** Start DATA PROVIDED **

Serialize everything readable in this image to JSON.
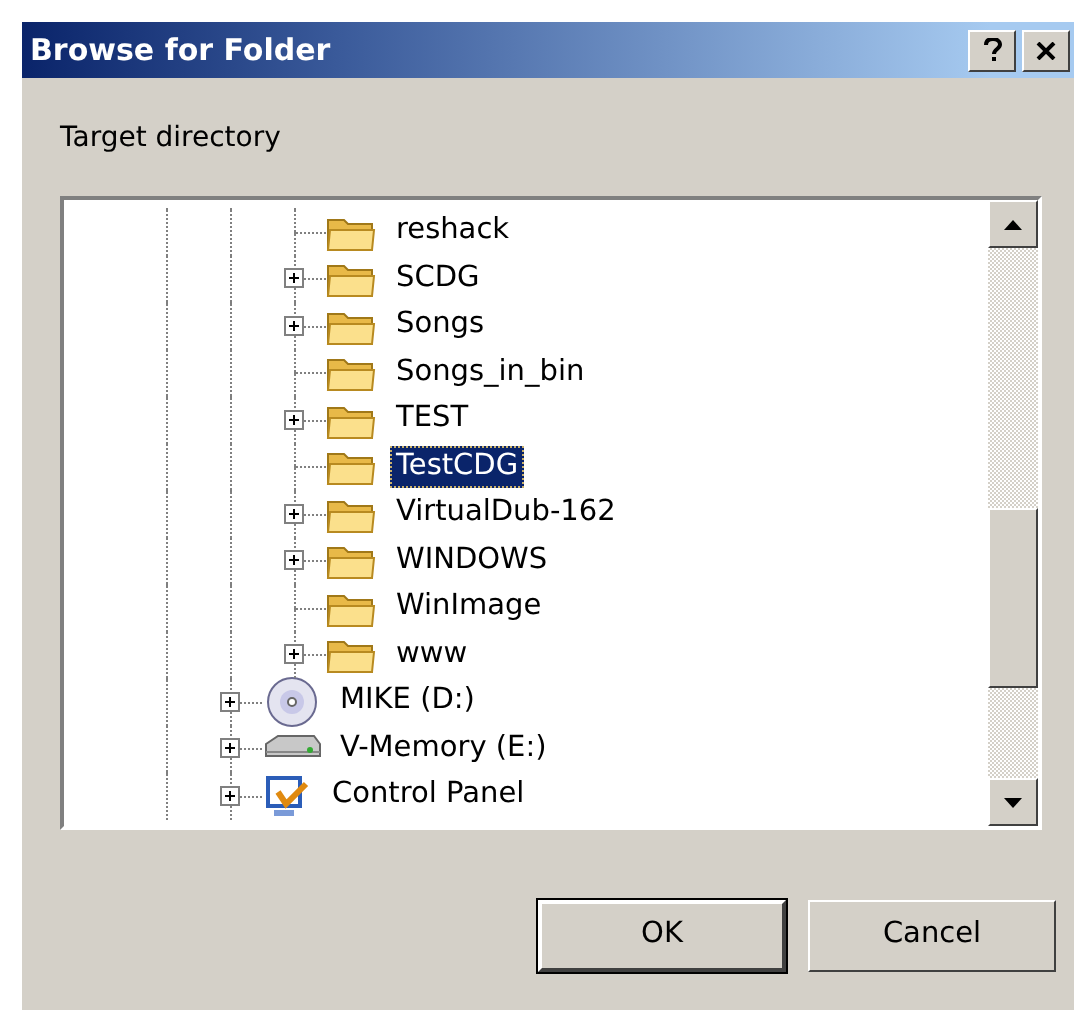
{
  "window": {
    "title": "Browse for Folder"
  },
  "title_buttons": [
    {
      "kind": "help"
    },
    {
      "kind": "close"
    }
  ],
  "prompt": "Target directory",
  "tree": {
    "items": [
      {
        "children": [
          {
            "label": "reshack",
            "kind": "folder",
            "has_children": false,
            "selected": false
          },
          {
            "label": "SCDG",
            "kind": "folder",
            "has_children": true,
            "selected": false
          },
          {
            "label": "Songs",
            "kind": "folder",
            "has_children": true,
            "selected": false
          },
          {
            "label": "Songs_in_bin",
            "kind": "folder",
            "has_children": false,
            "selected": false
          },
          {
            "label": "TEST",
            "kind": "folder",
            "has_children": true,
            "selected": false
          },
          {
            "label": "TestCDG",
            "kind": "folder",
            "has_children": false,
            "selected": true
          },
          {
            "label": "VirtualDub-162",
            "kind": "folder",
            "has_children": true,
            "selected": false
          },
          {
            "label": "WINDOWS",
            "kind": "folder",
            "has_children": true,
            "selected": false
          },
          {
            "label": "WinImage",
            "kind": "folder",
            "has_children": false,
            "selected": false
          },
          {
            "label": "www",
            "kind": "folder",
            "has_children": true,
            "selected": false
          }
        ]
      },
      {
        "label": "MIKE (D:)",
        "kind": "cd-drive",
        "has_children": true,
        "selected": false
      },
      {
        "label": "V-Memory (E:)",
        "kind": "drive",
        "has_children": true,
        "selected": false
      },
      {
        "label": "Control Panel",
        "kind": "control-panel",
        "has_children": true,
        "selected": false
      }
    ]
  },
  "buttons": [
    {
      "label": "OK",
      "default": true
    },
    {
      "label": "Cancel",
      "default": false
    }
  ]
}
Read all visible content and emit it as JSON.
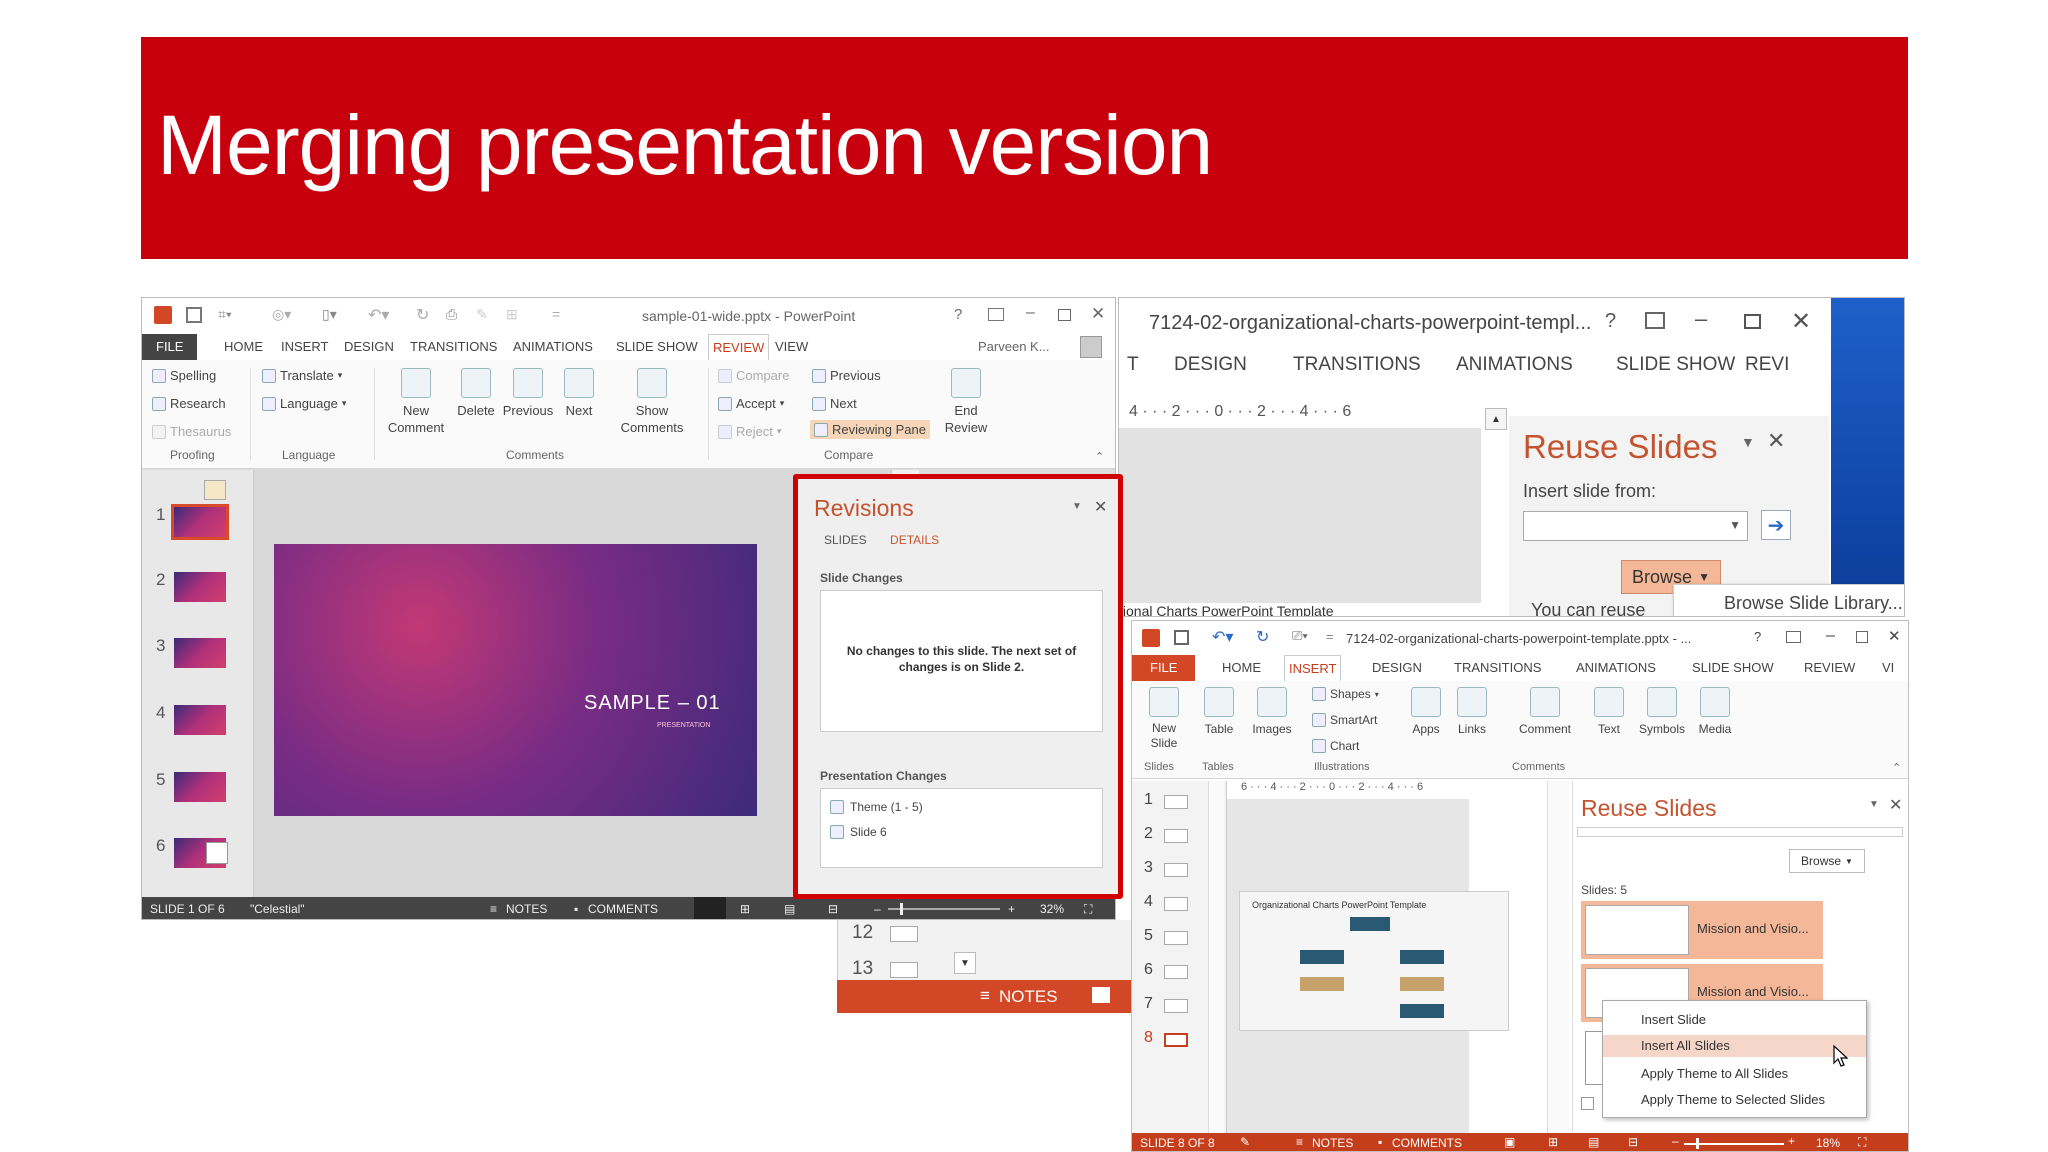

** End DATA PROVIDED **

§ WORK TO DO
Write the records out again in full, exactly, and skip every picture.

§ WORKED SOLUTION
Serialize everything readable in this image to JSON.
{
  "window": {
    "title": "Browse for Folder"
  },
  "title_buttons": [
    {
      "kind": "help"
    },
    {
      "kind": "close"
    }
  ],
  "prompt": "Target directory",
  "tree": {
    "items": [
      {
        "children": [
          {
            "label": "reshack",
            "kind": "folder",
            "has_children": false,
            "selected": false
          },
          {
            "label": "SCDG",
            "kind": "folder",
            "has_children": true,
            "selected": false
          },
          {
            "label": "Songs",
            "kind": "folder",
            "has_children": true,
            "selected": false
          },
          {
            "label": "Songs_in_bin",
            "kind": "folder",
            "has_children": false,
            "selected": false
          },
          {
            "label": "TEST",
            "kind": "folder",
            "has_children": true,
            "selected": false
          },
          {
            "label": "TestCDG",
            "kind": "folder",
            "has_children": false,
            "selected": true
          },
          {
            "label": "VirtualDub-162",
            "kind": "folder",
            "has_children": true,
            "selected": false
          },
          {
            "label": "WINDOWS",
            "kind": "folder",
            "has_children": true,
            "selected": false
          },
          {
            "label": "WinImage",
            "kind": "folder",
            "has_children": false,
            "selected": false
          },
          {
            "label": "www",
            "kind": "folder",
            "has_children": true,
            "selected": false
          }
        ]
      },
      {
        "label": "MIKE (D:)",
        "kind": "cd-drive",
        "has_children": true,
        "selected": false
      },
      {
        "label": "V-Memory (E:)",
        "kind": "drive",
        "has_children": true,
        "selected": false
      },
      {
        "label": "Control Panel",
        "kind": "control-panel",
        "has_children": true,
        "selected": false
      }
    ]
  },
  "buttons": [
    {
      "label": "OK",
      "default": true
    },
    {
      "label": "Cancel",
      "default": false
    }
  ]
}
Read all visible content and emit it as JSON.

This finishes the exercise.